* Task prompt *
Using the listing below, select the lines with the word "icon" and copy them.

* Provided material *
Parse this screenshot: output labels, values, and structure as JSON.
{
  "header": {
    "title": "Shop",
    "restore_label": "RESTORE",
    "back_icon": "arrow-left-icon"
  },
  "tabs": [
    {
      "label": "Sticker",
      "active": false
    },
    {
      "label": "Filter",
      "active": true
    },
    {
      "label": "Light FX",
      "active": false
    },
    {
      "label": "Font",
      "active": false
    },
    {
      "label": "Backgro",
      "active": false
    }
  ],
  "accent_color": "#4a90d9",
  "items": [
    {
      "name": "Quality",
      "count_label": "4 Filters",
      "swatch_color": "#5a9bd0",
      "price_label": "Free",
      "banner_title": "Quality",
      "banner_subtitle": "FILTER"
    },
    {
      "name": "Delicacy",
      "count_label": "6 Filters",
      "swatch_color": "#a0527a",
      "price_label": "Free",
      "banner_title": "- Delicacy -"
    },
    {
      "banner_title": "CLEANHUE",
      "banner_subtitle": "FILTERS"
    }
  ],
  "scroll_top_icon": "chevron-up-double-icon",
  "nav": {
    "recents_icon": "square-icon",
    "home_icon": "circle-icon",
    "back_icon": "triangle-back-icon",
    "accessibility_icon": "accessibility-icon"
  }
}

* Result *
    "back_icon": "arrow-left-icon"
  "scroll_top_icon": "chevron-up-double-icon",
    "recents_icon": "square-icon",
    "home_icon": "circle-icon",
    "back_icon": "triangle-back-icon",
    "accessibility_icon": "accessibility-icon"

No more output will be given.